■ What you need to do:
Report only the number of lines in the records that contain the word "ಷಣಗಳನ".

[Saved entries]

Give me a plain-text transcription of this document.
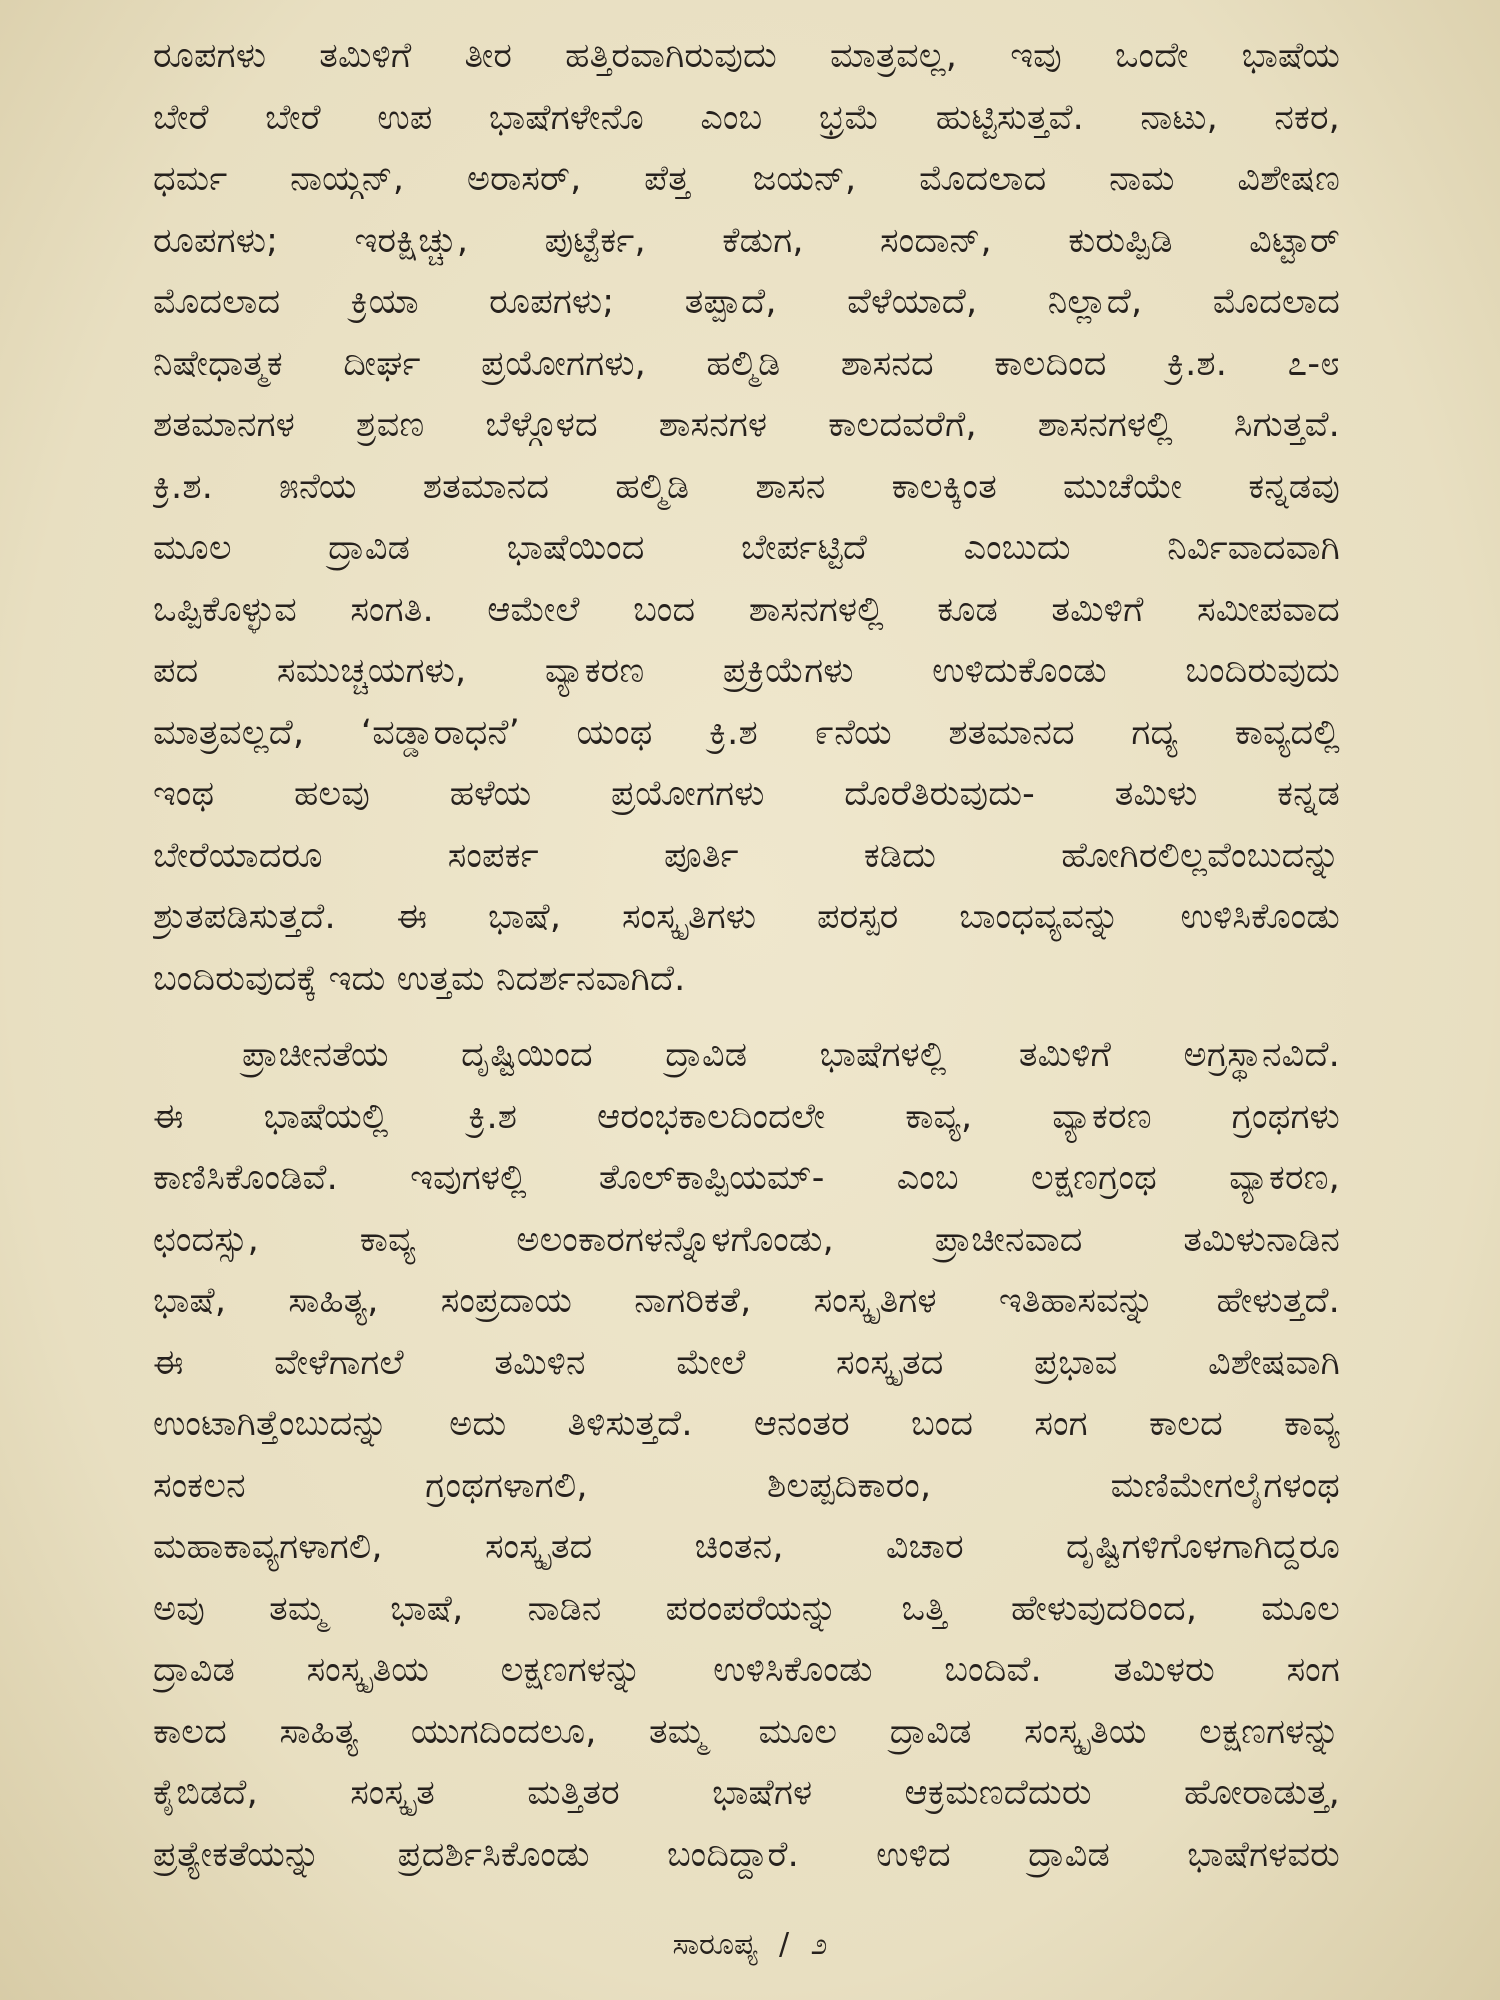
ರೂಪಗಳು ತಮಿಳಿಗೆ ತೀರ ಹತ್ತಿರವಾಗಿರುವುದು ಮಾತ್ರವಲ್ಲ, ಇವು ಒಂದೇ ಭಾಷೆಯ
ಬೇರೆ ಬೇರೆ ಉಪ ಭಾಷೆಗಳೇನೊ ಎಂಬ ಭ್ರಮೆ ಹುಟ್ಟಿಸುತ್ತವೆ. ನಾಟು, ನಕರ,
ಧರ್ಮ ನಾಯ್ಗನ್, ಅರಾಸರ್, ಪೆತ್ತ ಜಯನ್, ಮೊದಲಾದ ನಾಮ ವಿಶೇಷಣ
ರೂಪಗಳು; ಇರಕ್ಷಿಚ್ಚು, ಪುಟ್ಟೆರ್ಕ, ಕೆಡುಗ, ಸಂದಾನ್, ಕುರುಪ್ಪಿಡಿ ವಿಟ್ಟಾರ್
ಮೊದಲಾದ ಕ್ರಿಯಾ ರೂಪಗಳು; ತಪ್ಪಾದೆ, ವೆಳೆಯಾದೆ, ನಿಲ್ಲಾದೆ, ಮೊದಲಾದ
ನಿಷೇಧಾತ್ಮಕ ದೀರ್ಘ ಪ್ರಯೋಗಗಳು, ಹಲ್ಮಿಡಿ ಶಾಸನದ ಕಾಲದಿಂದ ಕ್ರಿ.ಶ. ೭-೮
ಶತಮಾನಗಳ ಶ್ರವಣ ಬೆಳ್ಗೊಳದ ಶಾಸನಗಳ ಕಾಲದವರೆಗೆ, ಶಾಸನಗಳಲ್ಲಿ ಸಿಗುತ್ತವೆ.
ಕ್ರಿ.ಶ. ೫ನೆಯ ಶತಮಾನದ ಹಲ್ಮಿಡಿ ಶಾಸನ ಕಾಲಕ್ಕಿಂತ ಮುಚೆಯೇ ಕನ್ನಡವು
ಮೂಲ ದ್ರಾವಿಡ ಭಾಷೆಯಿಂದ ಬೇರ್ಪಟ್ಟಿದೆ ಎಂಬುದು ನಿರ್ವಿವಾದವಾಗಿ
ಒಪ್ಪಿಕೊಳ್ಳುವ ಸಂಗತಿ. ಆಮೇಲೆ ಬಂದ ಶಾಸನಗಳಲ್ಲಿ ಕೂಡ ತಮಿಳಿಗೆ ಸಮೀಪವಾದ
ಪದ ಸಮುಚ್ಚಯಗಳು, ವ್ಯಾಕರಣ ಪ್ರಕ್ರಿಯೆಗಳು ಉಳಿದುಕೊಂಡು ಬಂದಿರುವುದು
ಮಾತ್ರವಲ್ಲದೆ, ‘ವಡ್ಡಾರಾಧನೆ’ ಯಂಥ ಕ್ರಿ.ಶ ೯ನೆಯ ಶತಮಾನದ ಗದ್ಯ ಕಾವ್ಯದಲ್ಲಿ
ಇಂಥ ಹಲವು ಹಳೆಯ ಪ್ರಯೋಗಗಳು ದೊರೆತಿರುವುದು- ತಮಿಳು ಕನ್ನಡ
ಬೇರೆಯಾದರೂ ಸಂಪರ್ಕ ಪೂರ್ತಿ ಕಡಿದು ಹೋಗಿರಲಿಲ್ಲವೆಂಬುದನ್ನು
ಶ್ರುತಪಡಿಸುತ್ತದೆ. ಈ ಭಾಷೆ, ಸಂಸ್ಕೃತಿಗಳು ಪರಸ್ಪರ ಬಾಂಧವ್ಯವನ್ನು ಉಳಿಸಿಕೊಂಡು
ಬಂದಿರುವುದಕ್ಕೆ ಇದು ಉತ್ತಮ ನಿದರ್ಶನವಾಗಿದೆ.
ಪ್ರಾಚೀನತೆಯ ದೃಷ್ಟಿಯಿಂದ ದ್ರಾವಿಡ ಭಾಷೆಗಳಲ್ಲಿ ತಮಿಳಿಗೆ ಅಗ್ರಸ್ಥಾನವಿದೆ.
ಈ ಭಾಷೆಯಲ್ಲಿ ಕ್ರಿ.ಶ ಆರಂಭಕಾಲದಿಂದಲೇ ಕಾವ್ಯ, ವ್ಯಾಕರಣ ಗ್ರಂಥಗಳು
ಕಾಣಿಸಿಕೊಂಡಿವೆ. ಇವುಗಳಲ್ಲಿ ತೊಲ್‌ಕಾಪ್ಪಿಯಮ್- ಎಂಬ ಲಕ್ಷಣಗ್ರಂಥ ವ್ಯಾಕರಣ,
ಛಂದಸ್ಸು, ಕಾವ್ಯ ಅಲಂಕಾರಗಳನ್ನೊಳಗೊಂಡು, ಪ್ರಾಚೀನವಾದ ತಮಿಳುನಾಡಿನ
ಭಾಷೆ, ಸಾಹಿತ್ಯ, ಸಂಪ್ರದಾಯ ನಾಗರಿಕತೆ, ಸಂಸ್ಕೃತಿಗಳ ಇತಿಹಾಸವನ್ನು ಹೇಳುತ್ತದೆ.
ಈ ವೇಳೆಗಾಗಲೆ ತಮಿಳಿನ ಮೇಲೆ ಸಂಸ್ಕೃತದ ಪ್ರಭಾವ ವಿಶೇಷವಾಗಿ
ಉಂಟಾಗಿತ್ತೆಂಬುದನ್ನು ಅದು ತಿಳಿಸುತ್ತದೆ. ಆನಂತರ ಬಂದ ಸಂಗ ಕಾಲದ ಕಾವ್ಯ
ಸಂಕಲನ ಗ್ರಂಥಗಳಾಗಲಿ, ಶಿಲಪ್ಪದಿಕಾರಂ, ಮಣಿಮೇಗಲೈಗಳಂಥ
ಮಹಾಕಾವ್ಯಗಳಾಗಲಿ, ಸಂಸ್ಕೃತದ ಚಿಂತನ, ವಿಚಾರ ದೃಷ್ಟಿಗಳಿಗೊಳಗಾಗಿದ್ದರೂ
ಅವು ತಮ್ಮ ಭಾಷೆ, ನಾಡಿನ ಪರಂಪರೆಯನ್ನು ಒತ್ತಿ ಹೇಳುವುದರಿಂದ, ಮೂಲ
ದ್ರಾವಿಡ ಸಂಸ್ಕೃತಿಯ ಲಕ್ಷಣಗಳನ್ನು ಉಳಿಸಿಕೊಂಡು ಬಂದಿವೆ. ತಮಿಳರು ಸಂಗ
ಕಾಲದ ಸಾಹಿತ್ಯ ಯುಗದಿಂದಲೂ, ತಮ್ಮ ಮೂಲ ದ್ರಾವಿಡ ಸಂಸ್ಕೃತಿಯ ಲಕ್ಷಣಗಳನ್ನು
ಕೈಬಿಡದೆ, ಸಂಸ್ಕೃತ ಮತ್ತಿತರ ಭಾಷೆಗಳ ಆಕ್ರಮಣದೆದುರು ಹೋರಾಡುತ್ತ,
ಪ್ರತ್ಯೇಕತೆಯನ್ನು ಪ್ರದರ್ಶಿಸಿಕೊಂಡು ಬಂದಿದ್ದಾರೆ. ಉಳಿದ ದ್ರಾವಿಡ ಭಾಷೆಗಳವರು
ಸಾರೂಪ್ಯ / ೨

■ Worked answer:
2